--- begin Items ---

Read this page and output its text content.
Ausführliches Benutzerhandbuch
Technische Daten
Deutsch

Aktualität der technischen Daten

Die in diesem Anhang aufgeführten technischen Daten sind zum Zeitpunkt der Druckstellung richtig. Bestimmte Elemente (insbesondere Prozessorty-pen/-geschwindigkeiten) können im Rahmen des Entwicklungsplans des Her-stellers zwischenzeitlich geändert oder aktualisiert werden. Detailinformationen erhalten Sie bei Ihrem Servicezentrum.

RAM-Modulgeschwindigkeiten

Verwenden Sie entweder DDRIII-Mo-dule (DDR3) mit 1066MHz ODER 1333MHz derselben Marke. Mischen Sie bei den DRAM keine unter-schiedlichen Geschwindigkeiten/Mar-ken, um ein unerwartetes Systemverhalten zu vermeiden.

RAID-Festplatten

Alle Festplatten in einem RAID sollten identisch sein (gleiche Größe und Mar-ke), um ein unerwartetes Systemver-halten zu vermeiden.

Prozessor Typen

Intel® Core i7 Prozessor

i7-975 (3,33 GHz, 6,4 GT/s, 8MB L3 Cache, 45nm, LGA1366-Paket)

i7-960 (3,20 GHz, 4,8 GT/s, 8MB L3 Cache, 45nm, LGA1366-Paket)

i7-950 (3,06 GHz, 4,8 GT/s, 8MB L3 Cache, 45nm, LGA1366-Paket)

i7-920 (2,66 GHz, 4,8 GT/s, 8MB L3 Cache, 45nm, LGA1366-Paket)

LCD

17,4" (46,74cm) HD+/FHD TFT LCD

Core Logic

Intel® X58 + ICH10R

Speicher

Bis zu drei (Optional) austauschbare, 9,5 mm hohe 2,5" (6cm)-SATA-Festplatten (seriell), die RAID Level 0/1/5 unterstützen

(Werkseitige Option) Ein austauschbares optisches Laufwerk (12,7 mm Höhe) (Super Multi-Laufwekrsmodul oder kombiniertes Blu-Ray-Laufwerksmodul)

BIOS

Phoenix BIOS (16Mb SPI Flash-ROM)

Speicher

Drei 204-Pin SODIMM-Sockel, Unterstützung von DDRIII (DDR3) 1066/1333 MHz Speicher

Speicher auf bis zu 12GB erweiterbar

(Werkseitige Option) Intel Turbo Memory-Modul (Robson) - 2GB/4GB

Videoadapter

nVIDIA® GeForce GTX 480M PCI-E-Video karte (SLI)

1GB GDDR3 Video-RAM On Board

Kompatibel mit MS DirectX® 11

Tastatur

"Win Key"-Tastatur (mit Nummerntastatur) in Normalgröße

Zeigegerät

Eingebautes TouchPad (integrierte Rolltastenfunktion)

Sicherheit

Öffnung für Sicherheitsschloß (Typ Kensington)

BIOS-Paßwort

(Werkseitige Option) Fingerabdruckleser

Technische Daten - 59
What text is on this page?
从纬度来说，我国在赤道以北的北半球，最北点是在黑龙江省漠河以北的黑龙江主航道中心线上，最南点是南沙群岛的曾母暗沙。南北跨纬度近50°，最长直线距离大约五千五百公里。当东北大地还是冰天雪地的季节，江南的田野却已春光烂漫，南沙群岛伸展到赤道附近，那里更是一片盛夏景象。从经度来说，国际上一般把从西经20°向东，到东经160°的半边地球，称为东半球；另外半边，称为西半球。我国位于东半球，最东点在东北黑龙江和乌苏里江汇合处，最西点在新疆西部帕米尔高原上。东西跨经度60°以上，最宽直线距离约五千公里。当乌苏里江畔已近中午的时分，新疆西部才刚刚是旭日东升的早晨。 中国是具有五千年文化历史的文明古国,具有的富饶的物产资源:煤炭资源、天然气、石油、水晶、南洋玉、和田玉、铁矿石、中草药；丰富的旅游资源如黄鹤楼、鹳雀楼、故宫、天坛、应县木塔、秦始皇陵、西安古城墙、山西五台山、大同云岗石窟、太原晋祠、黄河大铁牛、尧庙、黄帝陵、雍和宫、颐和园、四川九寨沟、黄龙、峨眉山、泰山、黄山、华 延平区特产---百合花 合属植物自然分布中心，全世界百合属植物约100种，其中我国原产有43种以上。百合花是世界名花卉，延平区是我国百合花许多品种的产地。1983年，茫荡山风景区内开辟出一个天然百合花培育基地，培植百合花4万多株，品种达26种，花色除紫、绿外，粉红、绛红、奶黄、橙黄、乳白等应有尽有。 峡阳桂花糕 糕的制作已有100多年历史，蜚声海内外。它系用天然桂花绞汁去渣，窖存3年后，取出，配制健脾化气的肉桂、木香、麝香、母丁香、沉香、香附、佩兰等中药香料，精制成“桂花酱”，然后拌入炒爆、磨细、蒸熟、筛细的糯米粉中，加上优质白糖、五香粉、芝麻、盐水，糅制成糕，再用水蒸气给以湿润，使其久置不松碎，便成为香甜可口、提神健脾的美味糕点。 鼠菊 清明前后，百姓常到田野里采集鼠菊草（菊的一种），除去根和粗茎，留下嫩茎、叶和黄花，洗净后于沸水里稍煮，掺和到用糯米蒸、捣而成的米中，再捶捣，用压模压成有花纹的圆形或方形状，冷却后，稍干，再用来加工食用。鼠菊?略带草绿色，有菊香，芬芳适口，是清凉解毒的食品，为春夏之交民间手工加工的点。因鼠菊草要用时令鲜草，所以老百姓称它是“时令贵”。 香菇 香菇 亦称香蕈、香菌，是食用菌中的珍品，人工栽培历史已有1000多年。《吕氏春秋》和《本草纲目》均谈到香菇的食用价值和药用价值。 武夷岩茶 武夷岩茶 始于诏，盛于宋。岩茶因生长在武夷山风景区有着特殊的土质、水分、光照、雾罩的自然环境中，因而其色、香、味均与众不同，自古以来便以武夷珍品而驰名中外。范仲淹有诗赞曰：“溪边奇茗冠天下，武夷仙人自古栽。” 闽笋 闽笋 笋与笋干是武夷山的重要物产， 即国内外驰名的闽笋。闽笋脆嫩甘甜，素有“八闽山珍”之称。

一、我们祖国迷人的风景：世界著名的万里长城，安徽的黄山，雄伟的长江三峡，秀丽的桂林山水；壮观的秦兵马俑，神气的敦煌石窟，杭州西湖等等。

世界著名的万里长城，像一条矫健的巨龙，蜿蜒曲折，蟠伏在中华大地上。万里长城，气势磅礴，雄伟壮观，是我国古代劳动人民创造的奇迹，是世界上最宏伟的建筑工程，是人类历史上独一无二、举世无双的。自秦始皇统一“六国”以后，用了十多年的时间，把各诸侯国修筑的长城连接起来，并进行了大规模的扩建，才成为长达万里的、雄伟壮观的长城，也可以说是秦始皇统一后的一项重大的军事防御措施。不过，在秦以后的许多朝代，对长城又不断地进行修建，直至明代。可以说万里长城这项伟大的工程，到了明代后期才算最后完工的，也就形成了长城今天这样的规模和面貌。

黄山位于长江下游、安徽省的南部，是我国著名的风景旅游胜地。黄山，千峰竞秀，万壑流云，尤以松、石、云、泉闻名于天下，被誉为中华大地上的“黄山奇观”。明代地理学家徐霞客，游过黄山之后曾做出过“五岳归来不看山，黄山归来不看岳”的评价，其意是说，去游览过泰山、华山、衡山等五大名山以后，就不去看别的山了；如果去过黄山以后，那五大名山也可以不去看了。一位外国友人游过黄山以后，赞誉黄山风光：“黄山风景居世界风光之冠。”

--- end Items ---

Short problem: Reproduce each line of the material containing the word "page".

Expected output:
Read this page and output its text content.
What text is on this page?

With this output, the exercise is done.